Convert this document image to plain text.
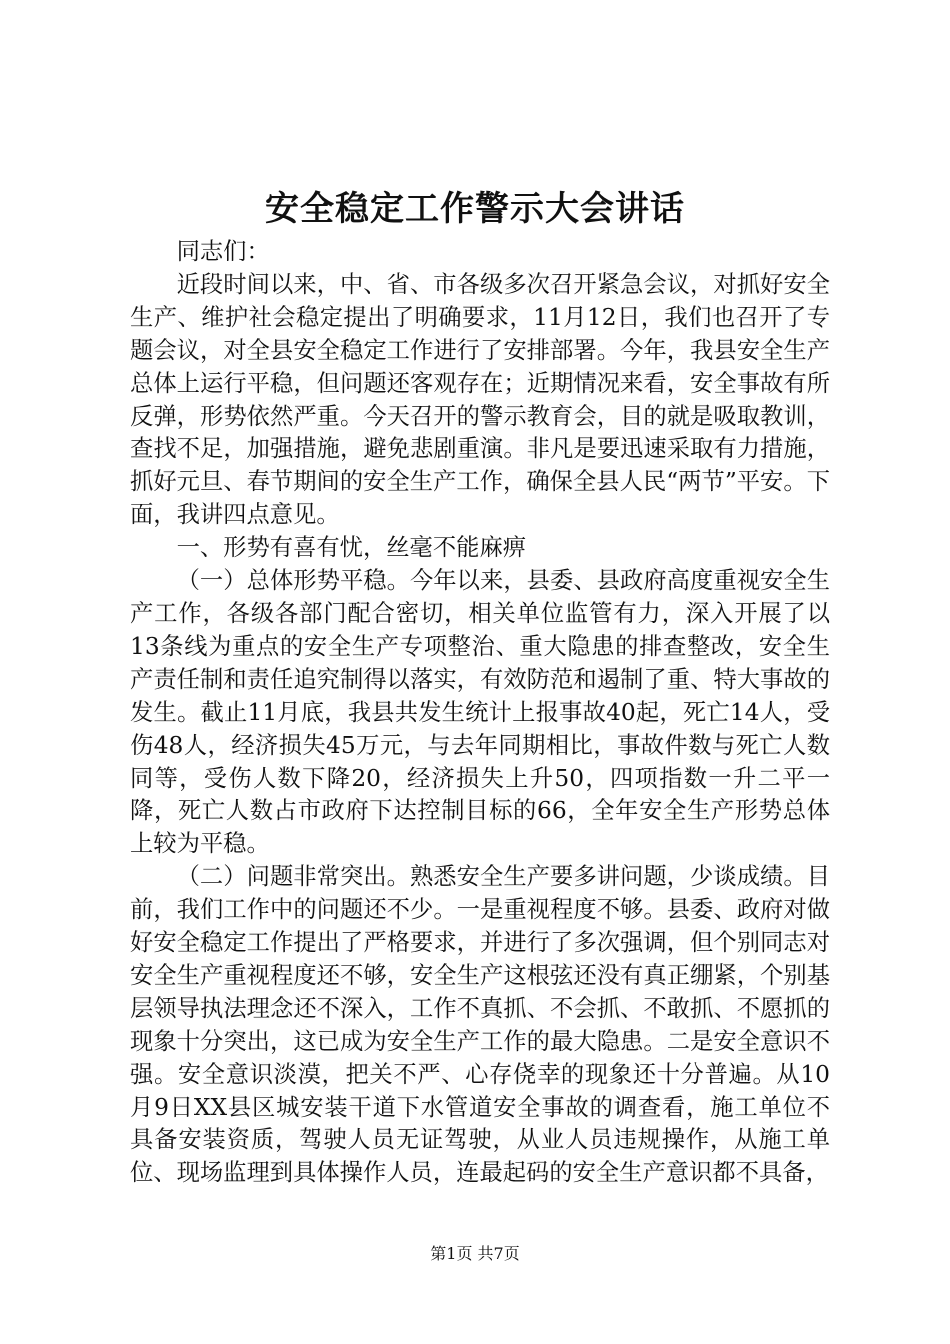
安全稳定工作警示大会讲话

同志们：

近段时间以来，中、省、市各级多次召开紧急会议，对抓好安全生产、维护社会稳定提出了明确要求，11月12日，我们也召开了专题会议，对全县安全稳定工作进行了安排部署。今年，我县安全生产总体上运行平稳，但问题还客观存在；近期情况来看，安全事故有所反弹，形势依然严重。今天召开的警示教育会，目的就是吸取教训，查找不足，加强措施，避免悲剧重演。非凡是要迅速采取有力措施，抓好元旦、春节期间的安全生产工作，确保全县人民“两节”平安。下面，我讲四点意见。

一、形势有喜有忧，丝毫不能麻痹

（一）总体形势平稳。今年以来，县委、县政府高度重视安全生产工作，各级各部门配合密切，相关单位监管有力，深入开展了以13条线为重点的安全生产专项整治、重大隐患的排查整改，安全生产责任制和责任追究制得以落实，有效防范和遏制了重、特大事故的发生。截止11月底，我县共发生统计上报事故40起，死亡14人，受伤48人，经济损失45万元，与去年同期相比，事故件数与死亡人数同等，受伤人数下降20，经济损失上升50，四项指数一升二平一降，死亡人数占市政府下达控制目标的66，全年安全生产形势总体上较为平稳。

（二）问题非常突出。熟悉安全生产要多讲问题，少谈成绩。目前，我们工作中的问题还不少。一是重视程度不够。县委、政府对做好安全稳定工作提出了严格要求，并进行了多次强调，但个别同志对安全生产重视程度还不够，安全生产这根弦还没有真正绷紧，个别基层领导执法理念还不深入，工作不真抓、不会抓、不敢抓、不愿抓的现象十分突出，这已成为安全生产工作的最大隐患。二是安全意识不强。安全意识淡漠，把关不严、心存侥幸的现象还十分普遍。从10月9日XX县区城安装干道下水管道安全事故的调查看，施工单位不具备安装资质，驾驶人员无证驾驶，从业人员违规操作，从施工单位、现场监理到具体操作人员，连最起码的安全生产意识都不具备，

第1页 共7页
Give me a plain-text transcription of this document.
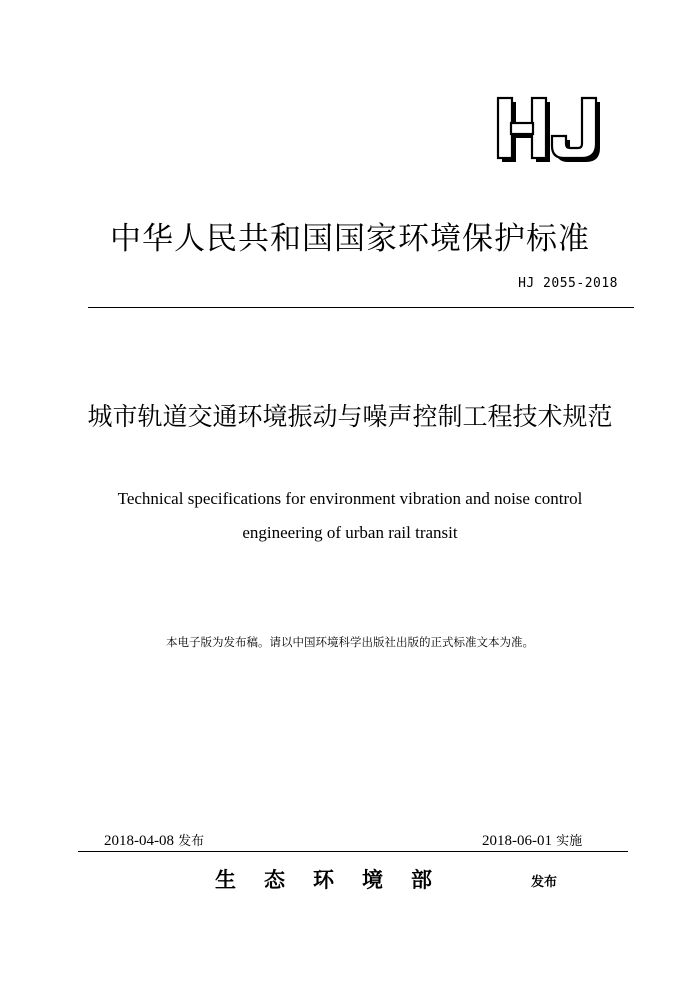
中华人民共和国国家环境保护标准
HJ 2055-2018
城市轨道交通环境振动与噪声控制工程技术规范
Technical specifications for environment vibration and noise control
engineering of urban rail transit
本电子版为发布稿。请以中国环境科学出版社出版的正式标准文本为准。
2018-04-08 发布	2018-06-01 实施
生态环境部	发布
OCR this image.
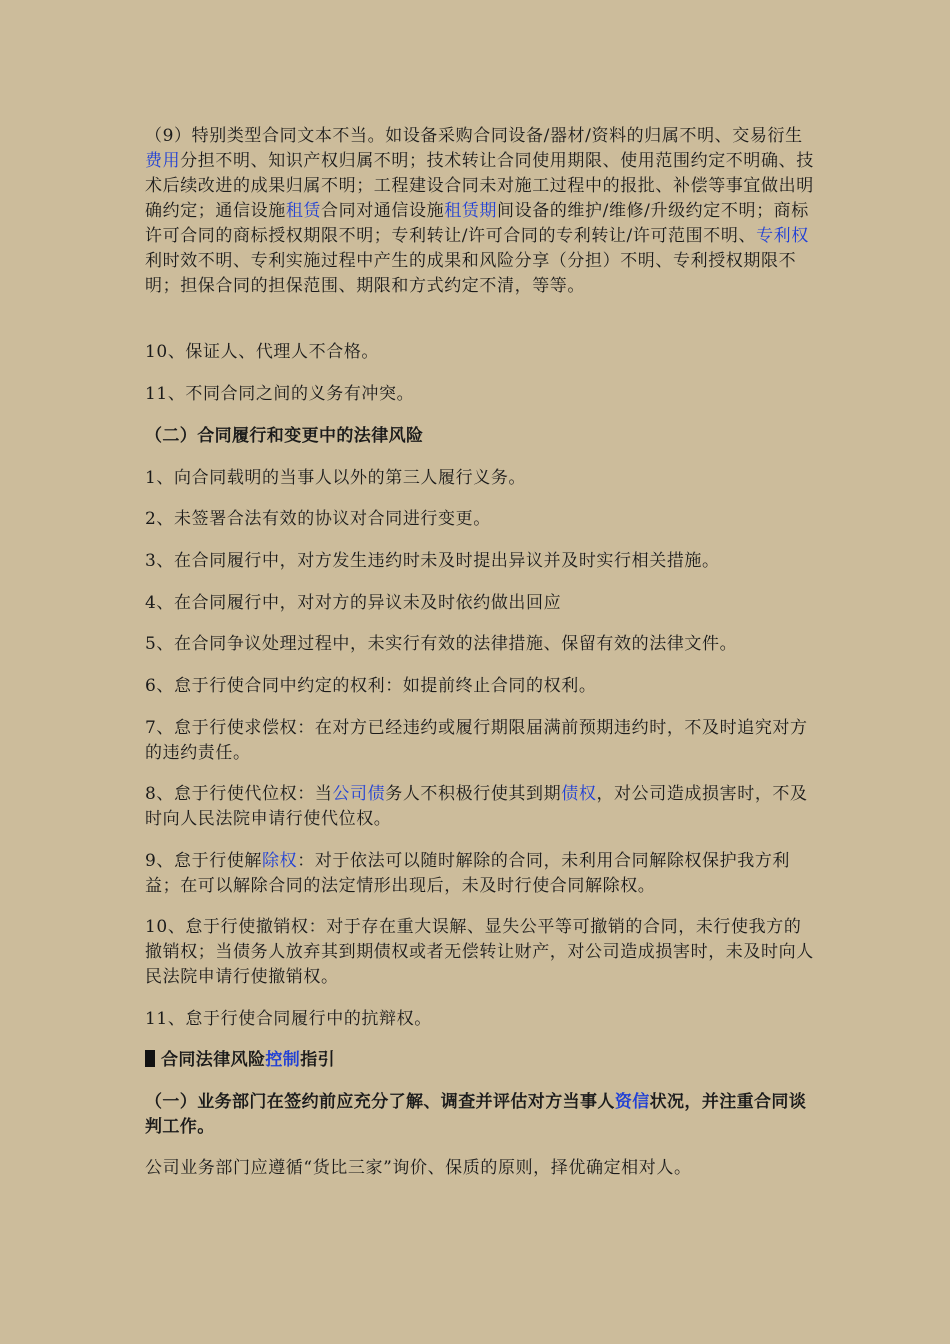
（9）特别类型合同文本不当。如设备采购合同设备/器材/资料的归属不明、交易衍生费用分担不明、知识产权归属不明；技术转让合同使用期限、使用范围约定不明确、技术后续改进的成果归属不明；工程建设合同未对施工过程中的报批、补偿等事宜做出明确约定；通信设施租赁合同对通信设施租赁期间设备的维护/维修/升级约定不明；商标许可合同的商标授权期限不明；专利转让/许可合同的专利转让/许可范围不明、专利权利时效不明、专利实施过程中产生的成果和风险分享（分担）不明、专利授权期限不明；担保合同的担保范围、期限和方式约定不清，等等。

10、保证人、代理人不合格。

11、不同合同之间的义务有冲突。

（二）合同履行和变更中的法律风险

1、向合同载明的当事人以外的第三人履行义务。

2、未签署合法有效的协议对合同进行变更。

3、在合同履行中，对方发生违约时未及时提出异议并及时实行相关措施。

4、在合同履行中，对对方的异议未及时依约做出回应

5、在合同争议处理过程中，未实行有效的法律措施、保留有效的法律文件。

6、怠于行使合同中约定的权利：如提前终止合同的权利。

7、怠于行使求偿权：在对方已经违约或履行期限届满前预期违约时，不及时追究对方的违约责任。

8、怠于行使代位权：当公司债务人不积极行使其到期债权，对公司造成损害时，不及时向人民法院申请行使代位权。

9、怠于行使解除权：对于依法可以随时解除的合同，未利用合同解除权保护我方利益；在可以解除合同的法定情形出现后，未及时行使合同解除权。

10、怠于行使撤销权：对于存在重大误解、显失公平等可撤销的合同，未行使我方的撤销权；当债务人放弃其到期债权或者无偿转让财产，对公司造成损害时，未及时向人民法院申请行使撤销权。

11、怠于行使合同履行中的抗辩权。

合同法律风险控制指引

（一）业务部门在签约前应充分了解、调查并评估对方当事人资信状况，并注重合同谈判工作。

公司业务部门应遵循“货比三家”询价、保质的原则，择优确定相对人。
- - - - -
Report the number of lines in the entries above that include the string "text". Give nothing but the number.

*Response below:*
2